Short exercise - How many lines in the listing below include the word "shown"? Answer with the number and nothing else.

Data records -
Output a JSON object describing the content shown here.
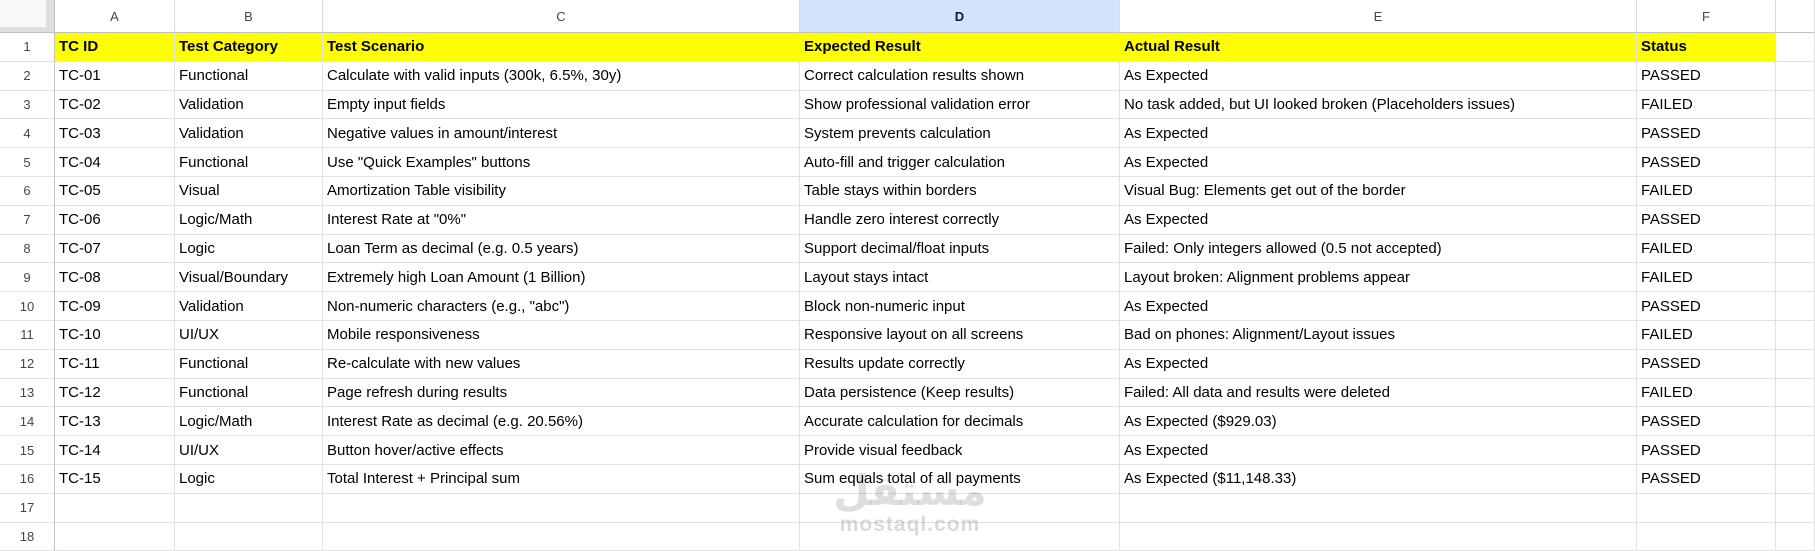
{
  "sheet": {
    "selected_column": "D",
    "column_letters": [
      "A",
      "B",
      "C",
      "D",
      "E",
      "F"
    ],
    "fields": [
      "tc_id",
      "category",
      "scenario",
      "expected",
      "actual",
      "status"
    ],
    "header_row": {
      "tc_id": "TC ID",
      "category": "Test Category",
      "scenario": "Test Scenario",
      "expected": "Expected Result",
      "actual": "Actual Result",
      "status": "Status"
    },
    "rows": [
      {
        "row": 2,
        "tc_id": "TC-01",
        "category": "Functional",
        "scenario": "Calculate with valid inputs (300k, 6.5%, 30y)",
        "expected": "Correct calculation results shown",
        "actual": "As Expected",
        "status": "PASSED"
      },
      {
        "row": 3,
        "tc_id": "TC-02",
        "category": "Validation",
        "scenario": "Empty input fields",
        "expected": "Show professional validation error",
        "actual": "No task added, but UI looked broken (Placeholders issues)",
        "status": "FAILED"
      },
      {
        "row": 4,
        "tc_id": "TC-03",
        "category": "Validation",
        "scenario": "Negative values in amount/interest",
        "expected": "System prevents calculation",
        "actual": "As Expected",
        "status": "PASSED"
      },
      {
        "row": 5,
        "tc_id": "TC-04",
        "category": "Functional",
        "scenario": "Use \"Quick Examples\" buttons",
        "expected": "Auto-fill and trigger calculation",
        "actual": "As Expected",
        "status": "PASSED"
      },
      {
        "row": 6,
        "tc_id": "TC-05",
        "category": "Visual",
        "scenario": "Amortization Table visibility",
        "expected": "Table stays within borders",
        "actual": "Visual Bug: Elements get out of the border",
        "status": "FAILED"
      },
      {
        "row": 7,
        "tc_id": "TC-06",
        "category": "Logic/Math",
        "scenario": "Interest Rate at \"0%\"",
        "expected": "Handle zero interest correctly",
        "actual": "As Expected",
        "status": "PASSED"
      },
      {
        "row": 8,
        "tc_id": "TC-07",
        "category": "Logic",
        "scenario": "Loan Term as decimal (e.g. 0.5 years)",
        "expected": "Support decimal/float inputs",
        "actual": "Failed: Only integers allowed (0.5 not accepted)",
        "status": "FAILED"
      },
      {
        "row": 9,
        "tc_id": "TC-08",
        "category": "Visual/Boundary",
        "scenario": "Extremely high Loan Amount (1 Billion)",
        "expected": "Layout stays intact",
        "actual": "Layout broken: Alignment problems appear",
        "status": "FAILED"
      },
      {
        "row": 10,
        "tc_id": "TC-09",
        "category": "Validation",
        "scenario": "Non-numeric characters (e.g., \"abc\")",
        "expected": "Block non-numeric input",
        "actual": "As Expected",
        "status": "PASSED"
      },
      {
        "row": 11,
        "tc_id": "TC-10",
        "category": "UI/UX",
        "scenario": "Mobile responsiveness",
        "expected": "Responsive layout on all screens",
        "actual": "Bad on phones: Alignment/Layout issues",
        "status": "FAILED"
      },
      {
        "row": 12,
        "tc_id": "TC-11",
        "category": "Functional",
        "scenario": "Re-calculate with new values",
        "expected": "Results update correctly",
        "actual": "As Expected",
        "status": "PASSED"
      },
      {
        "row": 13,
        "tc_id": "TC-12",
        "category": "Functional",
        "scenario": "Page refresh during results",
        "expected": "Data persistence (Keep results)",
        "actual": "Failed: All data and results were deleted",
        "status": "FAILED"
      },
      {
        "row": 14,
        "tc_id": "TC-13",
        "category": "Logic/Math",
        "scenario": "Interest Rate as decimal (e.g. 20.56%)",
        "expected": "Accurate calculation for decimals",
        "actual": "As Expected ($929.03)",
        "status": "PASSED"
      },
      {
        "row": 15,
        "tc_id": "TC-14",
        "category": "UI/UX",
        "scenario": "Button hover/active effects",
        "expected": "Provide visual feedback",
        "actual": "As Expected",
        "status": "PASSED"
      },
      {
        "row": 16,
        "tc_id": "TC-15",
        "category": "Logic",
        "scenario": "Total Interest + Principal sum",
        "expected": "Sum equals total of all payments",
        "actual": "As Expected ($11,148.33)",
        "status": "PASSED"
      }
    ],
    "empty_rows": [
      17,
      18
    ]
  },
  "watermark": {
    "logo": "مستقل",
    "domain": "mostaql.com"
  },
  "colors": {
    "header_fill": "#ffff00",
    "selected_column_fill": "#d3e3fd"
  }
}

Solution to the exercise - 2